What to work on
Look for the word "this" in the entries below, then copy every line that has it.

===============

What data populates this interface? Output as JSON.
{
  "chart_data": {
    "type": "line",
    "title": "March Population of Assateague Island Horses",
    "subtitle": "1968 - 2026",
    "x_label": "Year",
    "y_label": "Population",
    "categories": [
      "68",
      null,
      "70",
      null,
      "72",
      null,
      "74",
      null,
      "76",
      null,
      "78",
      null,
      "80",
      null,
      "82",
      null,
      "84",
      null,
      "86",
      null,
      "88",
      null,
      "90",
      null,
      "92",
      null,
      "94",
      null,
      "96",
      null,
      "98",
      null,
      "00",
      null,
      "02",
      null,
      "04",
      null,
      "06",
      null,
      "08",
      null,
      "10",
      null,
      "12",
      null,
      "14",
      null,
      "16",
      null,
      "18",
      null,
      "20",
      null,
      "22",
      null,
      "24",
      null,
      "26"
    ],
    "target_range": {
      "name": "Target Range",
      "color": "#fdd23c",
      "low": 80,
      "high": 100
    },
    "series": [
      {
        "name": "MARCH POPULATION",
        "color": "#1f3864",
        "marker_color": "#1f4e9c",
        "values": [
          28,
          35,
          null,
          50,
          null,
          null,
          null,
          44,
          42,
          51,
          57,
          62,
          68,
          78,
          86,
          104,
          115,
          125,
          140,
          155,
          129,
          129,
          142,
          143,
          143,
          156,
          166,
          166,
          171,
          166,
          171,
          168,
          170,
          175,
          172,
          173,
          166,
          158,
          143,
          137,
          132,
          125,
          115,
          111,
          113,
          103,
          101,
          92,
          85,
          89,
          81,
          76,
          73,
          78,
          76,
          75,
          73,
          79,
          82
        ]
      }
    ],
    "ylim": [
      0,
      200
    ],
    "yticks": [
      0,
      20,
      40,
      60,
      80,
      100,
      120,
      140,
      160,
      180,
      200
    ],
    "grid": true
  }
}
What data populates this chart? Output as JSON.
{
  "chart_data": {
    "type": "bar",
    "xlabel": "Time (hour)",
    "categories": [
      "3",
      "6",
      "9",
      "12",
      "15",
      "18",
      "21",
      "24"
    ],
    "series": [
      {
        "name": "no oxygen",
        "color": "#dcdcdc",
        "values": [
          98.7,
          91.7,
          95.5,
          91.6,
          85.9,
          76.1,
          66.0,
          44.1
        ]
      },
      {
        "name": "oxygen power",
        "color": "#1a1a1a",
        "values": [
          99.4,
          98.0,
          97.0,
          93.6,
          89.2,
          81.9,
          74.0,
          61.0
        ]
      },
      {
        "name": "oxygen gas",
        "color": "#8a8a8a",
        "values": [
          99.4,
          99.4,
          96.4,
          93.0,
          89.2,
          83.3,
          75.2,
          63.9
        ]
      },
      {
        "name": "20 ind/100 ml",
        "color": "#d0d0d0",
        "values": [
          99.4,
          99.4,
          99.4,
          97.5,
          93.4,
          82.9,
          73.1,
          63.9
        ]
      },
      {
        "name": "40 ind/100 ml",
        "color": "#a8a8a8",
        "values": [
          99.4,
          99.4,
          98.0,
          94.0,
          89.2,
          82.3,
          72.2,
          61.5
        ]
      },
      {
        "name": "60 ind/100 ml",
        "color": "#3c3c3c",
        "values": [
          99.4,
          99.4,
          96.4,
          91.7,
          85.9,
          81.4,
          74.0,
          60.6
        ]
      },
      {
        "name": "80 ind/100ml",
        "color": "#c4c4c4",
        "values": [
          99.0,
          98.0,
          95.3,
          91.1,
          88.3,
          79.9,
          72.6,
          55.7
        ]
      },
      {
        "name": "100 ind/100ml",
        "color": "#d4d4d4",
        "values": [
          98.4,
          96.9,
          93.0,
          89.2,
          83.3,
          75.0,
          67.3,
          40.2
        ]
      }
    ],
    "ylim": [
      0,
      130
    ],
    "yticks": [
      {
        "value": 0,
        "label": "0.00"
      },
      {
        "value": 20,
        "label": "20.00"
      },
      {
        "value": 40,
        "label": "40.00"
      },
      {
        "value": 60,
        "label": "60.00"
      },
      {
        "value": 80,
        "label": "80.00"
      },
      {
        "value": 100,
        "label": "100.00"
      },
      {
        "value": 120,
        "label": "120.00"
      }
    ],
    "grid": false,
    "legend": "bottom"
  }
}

===============

Solution below
What data populates this interface? Output as JSON.
What data populates this chart? Output as JSON.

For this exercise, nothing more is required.